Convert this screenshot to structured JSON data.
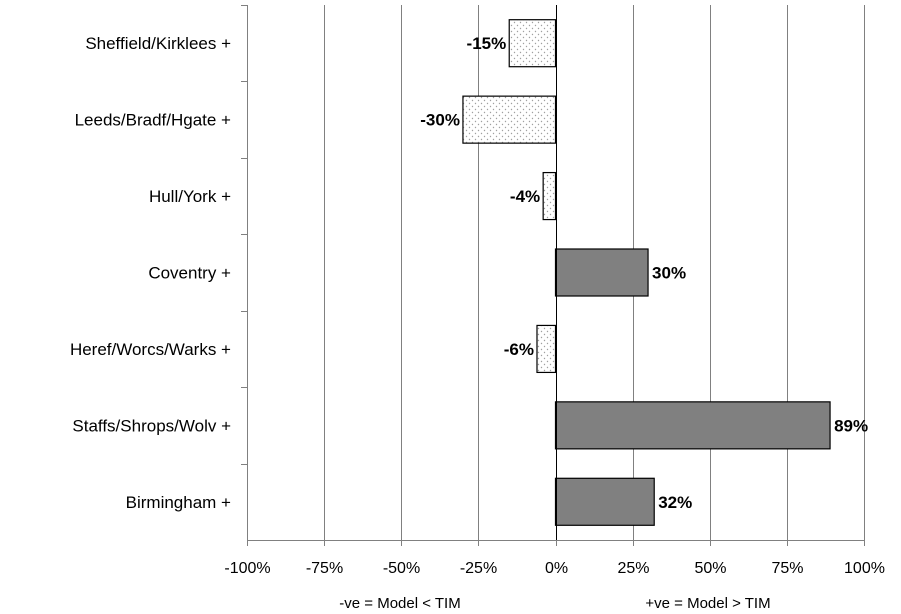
{
  "chart_data": {
    "type": "bar",
    "orientation": "horizontal",
    "categories": [
      "Sheffield/Kirklees +",
      "Leeds/Bradf/Hgate +",
      "Hull/York +",
      "Coventry +",
      "Heref/Worcs/Warks +",
      "Staffs/Shrops/Wolv +",
      "Birmingham +"
    ],
    "values": [
      -15,
      -30,
      -4,
      30,
      -6,
      89,
      32
    ],
    "data_labels": [
      "-15%",
      "-30%",
      "-4%",
      "30%",
      "-6%",
      "89%",
      "32%"
    ],
    "unit": "%",
    "xlim": [
      -100,
      100
    ],
    "x_ticks": [
      -100,
      -75,
      -50,
      -25,
      0,
      25,
      50,
      75,
      100
    ],
    "x_tick_labels": [
      "-100%",
      "-75%",
      "-50%",
      "-25%",
      "0%",
      "25%",
      "50%",
      "75%",
      "100%"
    ],
    "xlabel_left": "-ve = Model < TIM",
    "xlabel_right": "+ve = Model > TIM",
    "grid": "vertical",
    "legend": "none",
    "colors": {
      "positive": "#808080",
      "negative_dots": "#a0a0a0",
      "grid": "#808080",
      "axis": "#808080"
    }
  }
}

+-------+

**Do this:**
From the data above, gather every line that includes the word "Model".

**Result for this exercise:**
    "xlabel_left": "-ve = Model < TIM",
    "xlabel_right": "+ve = Model > TIM",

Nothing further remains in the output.